-- WHAT IS ASKED --
Copy out all of the material exactly as presented.

(Extracted records)
+ + + + +

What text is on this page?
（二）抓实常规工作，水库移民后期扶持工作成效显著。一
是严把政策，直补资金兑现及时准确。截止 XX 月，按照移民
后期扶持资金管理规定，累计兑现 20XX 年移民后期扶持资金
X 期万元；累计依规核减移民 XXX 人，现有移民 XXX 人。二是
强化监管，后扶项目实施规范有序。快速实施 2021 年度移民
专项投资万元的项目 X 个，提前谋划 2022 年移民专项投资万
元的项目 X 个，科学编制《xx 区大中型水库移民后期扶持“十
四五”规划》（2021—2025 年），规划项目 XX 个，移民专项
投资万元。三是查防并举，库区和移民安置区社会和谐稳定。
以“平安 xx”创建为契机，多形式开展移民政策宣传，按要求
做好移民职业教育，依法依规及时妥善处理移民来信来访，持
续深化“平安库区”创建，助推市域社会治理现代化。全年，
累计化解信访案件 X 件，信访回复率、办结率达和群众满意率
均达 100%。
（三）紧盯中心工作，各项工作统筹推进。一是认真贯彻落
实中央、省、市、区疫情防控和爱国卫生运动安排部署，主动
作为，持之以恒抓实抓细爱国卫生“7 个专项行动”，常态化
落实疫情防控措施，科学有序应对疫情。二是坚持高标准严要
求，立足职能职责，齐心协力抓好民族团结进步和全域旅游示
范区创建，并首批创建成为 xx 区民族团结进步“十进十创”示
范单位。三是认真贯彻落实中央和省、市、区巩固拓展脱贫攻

+ + + + +

-- RESULT FOR THIS EXERCISE --
What text is on this page?
（二）抓实常规工作，水库移民后期扶持工作成效显著。一
是严把政策，直补资金兑现及时准确。截止 XX 月，按照移民
后期扶持资金管理规定，累计兑现 20XX 年移民后期扶持资金
X 期万元；累计依规核减移民 XXX 人，现有移民 XXX 人。二是
强化监管，后扶项目实施规范有序。快速实施 2021 年度移民
专项投资万元的项目 X 个，提前谋划 2022 年移民专项投资万
元的项目 X 个，科学编制《xx 区大中型水库移民后期扶持“十
四五”规划》（2021—2025 年），规划项目 XX 个，移民专项
投资万元。三是查防并举，库区和移民安置区社会和谐稳定。
以“平安 xx”创建为契机，多形式开展移民政策宣传，按要求
做好移民职业教育，依法依规及时妥善处理移民来信来访，持
续深化“平安库区”创建，助推市域社会治理现代化。全年，
累计化解信访案件 X 件，信访回复率、办结率达和群众满意率
均达 100%。
（三）紧盯中心工作，各项工作统筹推进。一是认真贯彻落
实中央、省、市、区疫情防控和爱国卫生运动安排部署，主动
作为，持之以恒抓实抓细爱国卫生“7 个专项行动”，常态化
落实疫情防控措施，科学有序应对疫情。二是坚持高标准严要
求，立足职能职责，齐心协力抓好民族团结进步和全域旅游示
范区创建，并首批创建成为 xx 区民族团结进步“十进十创”示
范单位。三是认真贯彻落实中央和省、市、区巩固拓展脱贫攻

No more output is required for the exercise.